▸ **Direction**
All of the data should be repeated exactly; pictures are not part of the copy.
++++ Data supplied
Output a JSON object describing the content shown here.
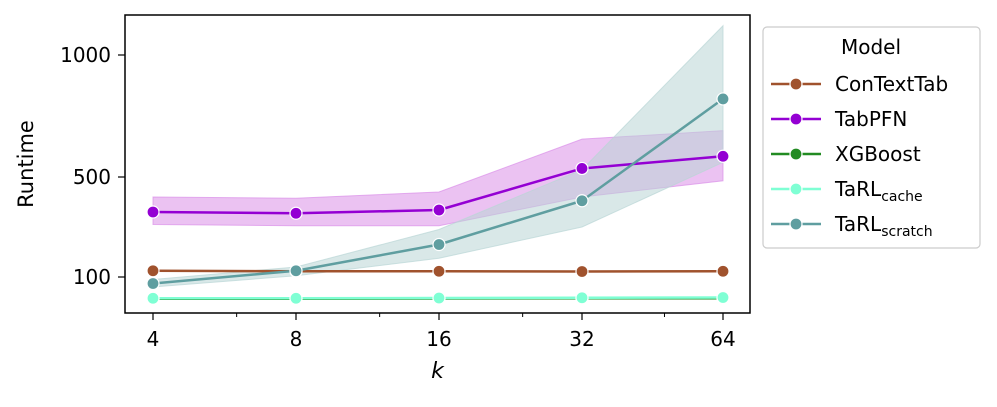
{
  "chart_data": {
    "type": "line",
    "title": "",
    "xlabel": "k",
    "ylabel": "Runtime",
    "x": [
      4,
      8,
      16,
      32,
      64
    ],
    "x_scale": "log2",
    "x_ticks": [
      "4",
      "8",
      "16",
      "32",
      "64"
    ],
    "y_ticks": [
      {
        "value": 100,
        "label": "100"
      },
      {
        "value": 500,
        "label": "500"
      },
      {
        "value": 1000,
        "label": "1000"
      }
    ],
    "ylim": [
      -50,
      1250
    ],
    "grid": false,
    "legend": {
      "title": "Model",
      "position": "outside-right"
    },
    "series": [
      {
        "name": "ConTextTab",
        "name_main": "ConTextTab",
        "name_sub": "",
        "color": "#a0522d",
        "values": [
          125,
          123,
          123,
          122,
          123
        ],
        "band_low": null,
        "band_high": null
      },
      {
        "name": "TabPFN",
        "name_main": "TabPFN",
        "name_sub": "",
        "color": "#9400d3",
        "values": [
          360,
          355,
          368,
          535,
          585
        ],
        "band_low": [
          310,
          305,
          305,
          420,
          485
        ],
        "band_high": [
          420,
          415,
          440,
          655,
          690
        ],
        "band_color": "#da8fe8"
      },
      {
        "name": "XGBoost",
        "name_main": "XGBoost",
        "name_sub": "",
        "color": "#228b22",
        "values": [
          13,
          13,
          14,
          15,
          15
        ],
        "band_low": null,
        "band_high": null
      },
      {
        "name": "TaRL_cache",
        "name_main": "TaRL",
        "name_sub": "cache",
        "color": "#7fffd4",
        "values": [
          15,
          15,
          16,
          17,
          18
        ],
        "band_low": null,
        "band_high": null
      },
      {
        "name": "TaRL_scratch",
        "name_main": "TaRL",
        "name_sub": "scratch",
        "color": "#5f9ea0",
        "values": [
          74,
          125,
          230,
          405,
          820
        ],
        "band_low": [
          60,
          105,
          175,
          300,
          560
        ],
        "band_high": [
          90,
          140,
          290,
          530,
          1120
        ],
        "band_color": "#b9d6d6"
      }
    ]
  }
}
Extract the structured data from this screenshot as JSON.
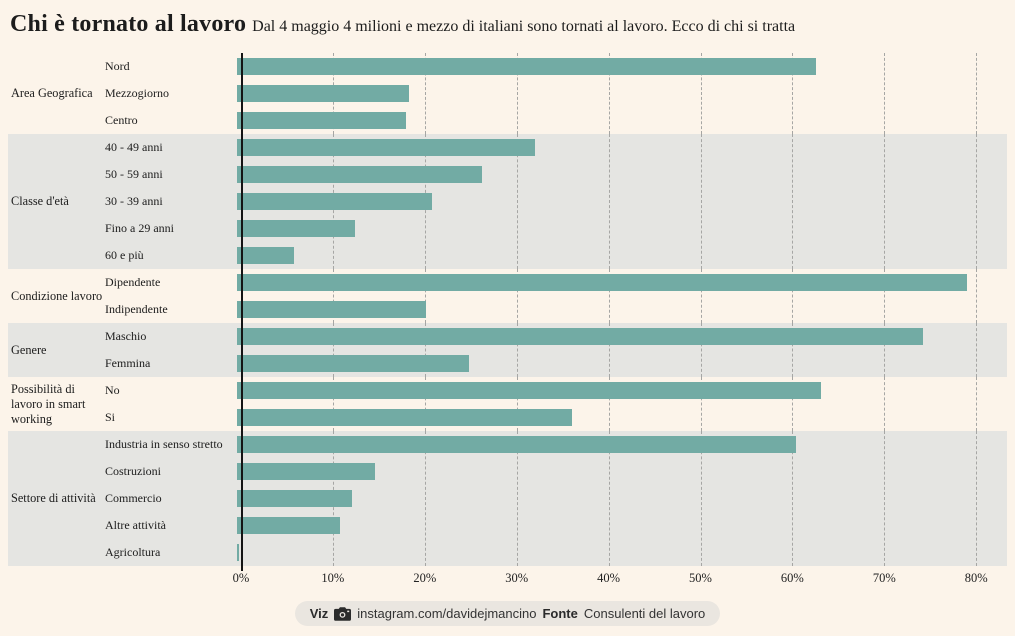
{
  "title": "Chi è tornato al lavoro",
  "subtitle": "Dal 4 maggio 4 milioni e mezzo di italiani sono tornati al lavoro. Ecco di chi si tratta",
  "footer": {
    "viz_label": "Viz",
    "camera_icon": "camera-icon",
    "handle": "instagram.com/davidejmancino",
    "fonte_label": "Fonte",
    "source": "Consulenti del lavoro"
  },
  "colors": {
    "bar": "#72aba4",
    "page_background": "#fcf4ea",
    "band_gray": "#e5e5e2",
    "axis": "#141414",
    "gridline": "#a6a6a4",
    "pill_background": "#eae6e0"
  },
  "chart_data": {
    "type": "bar",
    "orientation": "horizontal",
    "unit": "%",
    "xlim": [
      0,
      80
    ],
    "grid": "dashed-vertical",
    "ticks": [
      "0%",
      "10%",
      "20%",
      "30%",
      "40%",
      "50%",
      "60%",
      "70%",
      "80%"
    ],
    "groups": [
      {
        "label": "Area Geografica",
        "items": [
          {
            "label": "Nord",
            "value": 63.0
          },
          {
            "label": "Mezzogiorno",
            "value": 18.7
          },
          {
            "label": "Centro",
            "value": 18.4
          }
        ]
      },
      {
        "label": "Classe d'età",
        "items": [
          {
            "label": "40 - 49 anni",
            "value": 32.4
          },
          {
            "label": "50 - 59 anni",
            "value": 26.7
          },
          {
            "label": "30 - 39 anni",
            "value": 21.2
          },
          {
            "label": "Fino a 29 anni",
            "value": 12.8
          },
          {
            "label": "60 e più",
            "value": 6.2
          }
        ]
      },
      {
        "label": "Condizione lavoro",
        "items": [
          {
            "label": "Dipendente",
            "value": 79.4
          },
          {
            "label": "Indipendente",
            "value": 20.6
          }
        ]
      },
      {
        "label": "Genere",
        "items": [
          {
            "label": "Maschio",
            "value": 74.7
          },
          {
            "label": "Femmina",
            "value": 25.2
          }
        ]
      },
      {
        "label": "Possibilità di lavoro in smart working",
        "items": [
          {
            "label": "No",
            "value": 63.5
          },
          {
            "label": "Si",
            "value": 36.5
          }
        ]
      },
      {
        "label": "Settore di attività",
        "items": [
          {
            "label": "Industria in senso stretto",
            "value": 60.8
          },
          {
            "label": "Costruzioni",
            "value": 15.0
          },
          {
            "label": "Commercio",
            "value": 12.5
          },
          {
            "label": "Altre attività",
            "value": 11.2
          },
          {
            "label": "Agricoltura",
            "value": 0.2
          }
        ]
      }
    ]
  }
}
++++++++
▸ **Written response**
Output a JSON object describing the content shown here.
{
  "chart_data": {
    "type": "line",
    "title": "",
    "xlabel": "k",
    "ylabel": "Runtime",
    "x": [
      4,
      8,
      16,
      32,
      64
    ],
    "x_scale": "log2",
    "x_ticks": [
      "4",
      "8",
      "16",
      "32",
      "64"
    ],
    "y_ticks": [
      {
        "value": 100,
        "label": "100"
      },
      {
        "value": 500,
        "label": "500"
      },
      {
        "value": 1000,
        "label": "1000"
      }
    ],
    "ylim": [
      -50,
      1250
    ],
    "grid": false,
    "legend": {
      "title": "Model",
      "position": "outside-right"
    },
    "series": [
      {
        "name": "ConTextTab",
        "name_main": "ConTextTab",
        "name_sub": "",
        "color": "#a0522d",
        "values": [
          125,
          123,
          123,
          122,
          123
        ],
        "band_low": null,
        "band_high": null
      },
      {
        "name": "TabPFN",
        "name_main": "TabPFN",
        "name_sub": "",
        "color": "#9400d3",
        "values": [
          360,
          355,
          368,
          535,
          585
        ],
        "band_low": [
          310,
          305,
          305,
          420,
          485
        ],
        "band_high": [
          420,
          415,
          440,
          655,
          690
        ],
        "band_color": "#da8fe8"
      },
      {
        "name": "XGBoost",
        "name_main": "XGBoost",
        "name_sub": "",
        "color": "#228b22",
        "values": [
          13,
          13,
          14,
          15,
          15
        ],
        "band_low": null,
        "band_high": null
      },
      {
        "name": "TaRL_cache",
        "name_main": "TaRL",
        "name_sub": "cache",
        "color": "#7fffd4",
        "values": [
          15,
          15,
          16,
          17,
          18
        ],
        "band_low": null,
        "band_high": null
      },
      {
        "name": "TaRL_scratch",
        "name_main": "TaRL",
        "name_sub": "scratch",
        "color": "#5f9ea0",
        "values": [
          74,
          125,
          230,
          405,
          820
        ],
        "band_low": [
          60,
          105,
          175,
          300,
          560
        ],
        "band_high": [
          90,
          140,
          290,
          530,
          1120
        ],
        "band_color": "#b9d6d6"
      }
    ]
  }
}
Extract the structured data from this screenshot as JSON.
{
  "title": "Chi è tornato al lavoro",
  "subtitle": "Dal 4 maggio 4 milioni e mezzo di italiani sono tornati al lavoro. Ecco di chi si tratta",
  "footer": {
    "viz_label": "Viz",
    "camera_icon": "camera-icon",
    "handle": "instagram.com/davidejmancino",
    "fonte_label": "Fonte",
    "source": "Consulenti del lavoro"
  },
  "colors": {
    "bar": "#72aba4",
    "page_background": "#fcf4ea",
    "band_gray": "#e5e5e2",
    "axis": "#141414",
    "gridline": "#a6a6a4",
    "pill_background": "#eae6e0"
  },
  "chart_data": {
    "type": "bar",
    "orientation": "horizontal",
    "unit": "%",
    "xlim": [
      0,
      80
    ],
    "grid": "dashed-vertical",
    "ticks": [
      "0%",
      "10%",
      "20%",
      "30%",
      "40%",
      "50%",
      "60%",
      "70%",
      "80%"
    ],
    "groups": [
      {
        "label": "Area Geografica",
        "items": [
          {
            "label": "Nord",
            "value": 63.0
          },
          {
            "label": "Mezzogiorno",
            "value": 18.7
          },
          {
            "label": "Centro",
            "value": 18.4
          }
        ]
      },
      {
        "label": "Classe d'età",
        "items": [
          {
            "label": "40 - 49 anni",
            "value": 32.4
          },
          {
            "label": "50 - 59 anni",
            "value": 26.7
          },
          {
            "label": "30 - 39 anni",
            "value": 21.2
          },
          {
            "label": "Fino a 29 anni",
            "value": 12.8
          },
          {
            "label": "60 e più",
            "value": 6.2
          }
        ]
      },
      {
        "label": "Condizione lavoro",
        "items": [
          {
            "label": "Dipendente",
            "value": 79.4
          },
          {
            "label": "Indipendente",
            "value": 20.6
          }
        ]
      },
      {
        "label": "Genere",
        "items": [
          {
            "label": "Maschio",
            "value": 74.7
          },
          {
            "label": "Femmina",
            "value": 25.2
          }
        ]
      },
      {
        "label": "Possibilità di lavoro in smart working",
        "items": [
          {
            "label": "No",
            "value": 63.5
          },
          {
            "label": "Si",
            "value": 36.5
          }
        ]
      },
      {
        "label": "Settore di attività",
        "items": [
          {
            "label": "Industria in senso stretto",
            "value": 60.8
          },
          {
            "label": "Costruzioni",
            "value": 15.0
          },
          {
            "label": "Commercio",
            "value": 12.5
          },
          {
            "label": "Altre attività",
            "value": 11.2
          },
          {
            "label": "Agricoltura",
            "value": 0.2
          }
        ]
      }
    ]
  }
}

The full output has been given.